What you should do - Find how many lines in the material contain "scale"; your answer should be that number alone.

Recorded information -
-.-.-

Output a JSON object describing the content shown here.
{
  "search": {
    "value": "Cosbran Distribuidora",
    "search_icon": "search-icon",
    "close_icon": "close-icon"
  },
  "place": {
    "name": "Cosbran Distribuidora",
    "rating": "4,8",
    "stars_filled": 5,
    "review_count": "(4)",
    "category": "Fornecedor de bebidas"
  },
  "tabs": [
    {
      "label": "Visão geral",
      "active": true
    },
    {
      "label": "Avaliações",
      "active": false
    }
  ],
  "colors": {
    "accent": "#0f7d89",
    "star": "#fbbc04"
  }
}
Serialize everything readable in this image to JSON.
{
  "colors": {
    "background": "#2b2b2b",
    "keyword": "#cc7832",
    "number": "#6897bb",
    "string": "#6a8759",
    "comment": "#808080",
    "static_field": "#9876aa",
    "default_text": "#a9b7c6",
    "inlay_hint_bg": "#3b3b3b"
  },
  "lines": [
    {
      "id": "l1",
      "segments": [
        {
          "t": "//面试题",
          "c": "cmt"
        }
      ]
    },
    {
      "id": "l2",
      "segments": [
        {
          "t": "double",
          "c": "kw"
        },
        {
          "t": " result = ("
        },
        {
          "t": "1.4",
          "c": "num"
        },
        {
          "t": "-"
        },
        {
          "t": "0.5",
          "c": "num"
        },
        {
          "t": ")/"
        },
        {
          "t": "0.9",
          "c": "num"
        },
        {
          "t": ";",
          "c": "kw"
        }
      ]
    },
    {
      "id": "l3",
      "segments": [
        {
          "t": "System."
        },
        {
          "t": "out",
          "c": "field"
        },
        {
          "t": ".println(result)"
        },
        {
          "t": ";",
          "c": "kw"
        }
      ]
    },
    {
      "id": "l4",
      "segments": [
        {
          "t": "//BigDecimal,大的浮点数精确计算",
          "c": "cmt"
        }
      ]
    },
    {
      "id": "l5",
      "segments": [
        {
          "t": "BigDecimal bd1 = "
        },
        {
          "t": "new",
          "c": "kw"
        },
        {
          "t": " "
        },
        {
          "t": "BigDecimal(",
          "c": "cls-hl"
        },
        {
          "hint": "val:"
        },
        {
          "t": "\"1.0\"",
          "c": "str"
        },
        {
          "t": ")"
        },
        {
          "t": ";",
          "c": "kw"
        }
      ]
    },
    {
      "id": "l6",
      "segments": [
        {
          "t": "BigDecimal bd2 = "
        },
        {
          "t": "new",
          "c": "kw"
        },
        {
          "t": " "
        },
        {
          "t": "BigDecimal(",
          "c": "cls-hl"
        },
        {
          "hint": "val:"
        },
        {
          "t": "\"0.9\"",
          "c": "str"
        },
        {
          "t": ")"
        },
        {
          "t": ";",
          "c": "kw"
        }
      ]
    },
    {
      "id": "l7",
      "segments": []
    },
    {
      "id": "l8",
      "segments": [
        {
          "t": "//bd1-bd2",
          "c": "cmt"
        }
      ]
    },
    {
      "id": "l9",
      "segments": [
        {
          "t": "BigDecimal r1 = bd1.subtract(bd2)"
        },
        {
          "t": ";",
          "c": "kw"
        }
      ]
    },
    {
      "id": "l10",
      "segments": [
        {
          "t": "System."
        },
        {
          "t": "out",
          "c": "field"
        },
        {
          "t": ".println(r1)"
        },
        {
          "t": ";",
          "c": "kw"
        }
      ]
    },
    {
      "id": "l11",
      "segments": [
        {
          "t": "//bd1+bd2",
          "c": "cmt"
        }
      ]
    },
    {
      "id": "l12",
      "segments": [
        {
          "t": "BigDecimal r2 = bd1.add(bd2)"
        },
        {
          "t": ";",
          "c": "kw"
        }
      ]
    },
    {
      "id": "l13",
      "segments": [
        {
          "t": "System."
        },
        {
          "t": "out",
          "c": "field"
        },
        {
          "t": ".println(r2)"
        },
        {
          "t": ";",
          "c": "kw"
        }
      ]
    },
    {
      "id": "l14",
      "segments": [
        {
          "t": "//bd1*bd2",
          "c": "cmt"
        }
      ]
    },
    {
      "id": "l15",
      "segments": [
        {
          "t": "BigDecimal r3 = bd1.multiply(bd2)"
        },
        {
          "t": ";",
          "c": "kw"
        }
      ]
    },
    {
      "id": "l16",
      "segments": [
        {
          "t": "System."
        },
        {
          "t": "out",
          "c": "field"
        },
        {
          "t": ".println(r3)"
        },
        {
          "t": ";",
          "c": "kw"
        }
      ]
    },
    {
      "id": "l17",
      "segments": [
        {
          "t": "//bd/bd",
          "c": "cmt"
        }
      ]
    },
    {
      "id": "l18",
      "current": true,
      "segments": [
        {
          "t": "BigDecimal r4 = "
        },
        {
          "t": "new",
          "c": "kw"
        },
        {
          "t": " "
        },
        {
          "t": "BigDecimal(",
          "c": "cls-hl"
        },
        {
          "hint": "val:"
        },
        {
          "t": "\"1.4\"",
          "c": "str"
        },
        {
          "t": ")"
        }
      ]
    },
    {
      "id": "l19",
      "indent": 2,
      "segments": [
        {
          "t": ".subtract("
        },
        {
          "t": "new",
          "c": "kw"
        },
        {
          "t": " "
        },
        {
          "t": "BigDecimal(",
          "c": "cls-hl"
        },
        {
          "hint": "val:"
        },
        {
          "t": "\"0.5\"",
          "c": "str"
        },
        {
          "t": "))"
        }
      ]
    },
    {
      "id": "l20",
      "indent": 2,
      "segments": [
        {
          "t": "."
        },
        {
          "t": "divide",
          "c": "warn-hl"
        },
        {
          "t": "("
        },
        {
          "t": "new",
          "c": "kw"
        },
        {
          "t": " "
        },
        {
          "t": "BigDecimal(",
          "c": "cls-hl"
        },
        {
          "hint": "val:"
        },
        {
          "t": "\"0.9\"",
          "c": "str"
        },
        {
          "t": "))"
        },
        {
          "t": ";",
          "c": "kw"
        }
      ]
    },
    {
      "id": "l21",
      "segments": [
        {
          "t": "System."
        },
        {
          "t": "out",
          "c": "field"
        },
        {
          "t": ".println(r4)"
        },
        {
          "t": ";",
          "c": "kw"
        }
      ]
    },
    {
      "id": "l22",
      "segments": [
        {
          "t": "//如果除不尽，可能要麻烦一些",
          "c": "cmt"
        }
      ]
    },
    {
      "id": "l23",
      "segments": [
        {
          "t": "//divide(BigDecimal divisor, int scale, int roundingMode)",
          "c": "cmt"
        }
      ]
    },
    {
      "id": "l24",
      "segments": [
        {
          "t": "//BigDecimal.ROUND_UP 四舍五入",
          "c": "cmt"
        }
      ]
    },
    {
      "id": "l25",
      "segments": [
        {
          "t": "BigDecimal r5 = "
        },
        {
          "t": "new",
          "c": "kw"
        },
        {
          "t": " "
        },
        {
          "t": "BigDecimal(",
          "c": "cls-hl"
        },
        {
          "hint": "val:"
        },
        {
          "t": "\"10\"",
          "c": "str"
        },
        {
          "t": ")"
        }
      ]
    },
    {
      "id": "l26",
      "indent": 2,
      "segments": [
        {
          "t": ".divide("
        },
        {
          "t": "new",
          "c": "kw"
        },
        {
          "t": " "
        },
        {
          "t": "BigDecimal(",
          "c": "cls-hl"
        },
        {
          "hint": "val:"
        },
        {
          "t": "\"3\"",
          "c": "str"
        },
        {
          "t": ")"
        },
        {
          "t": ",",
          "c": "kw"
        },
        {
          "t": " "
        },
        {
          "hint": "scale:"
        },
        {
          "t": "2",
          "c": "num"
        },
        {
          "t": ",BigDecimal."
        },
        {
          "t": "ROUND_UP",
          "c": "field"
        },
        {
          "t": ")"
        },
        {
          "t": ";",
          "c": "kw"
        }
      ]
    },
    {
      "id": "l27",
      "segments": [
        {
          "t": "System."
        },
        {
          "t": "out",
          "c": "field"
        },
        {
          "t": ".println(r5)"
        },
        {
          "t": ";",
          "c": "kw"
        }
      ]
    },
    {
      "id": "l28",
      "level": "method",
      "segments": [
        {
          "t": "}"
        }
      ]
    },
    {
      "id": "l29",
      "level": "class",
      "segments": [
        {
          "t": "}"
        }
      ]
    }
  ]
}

-.-.-

Task solution - 2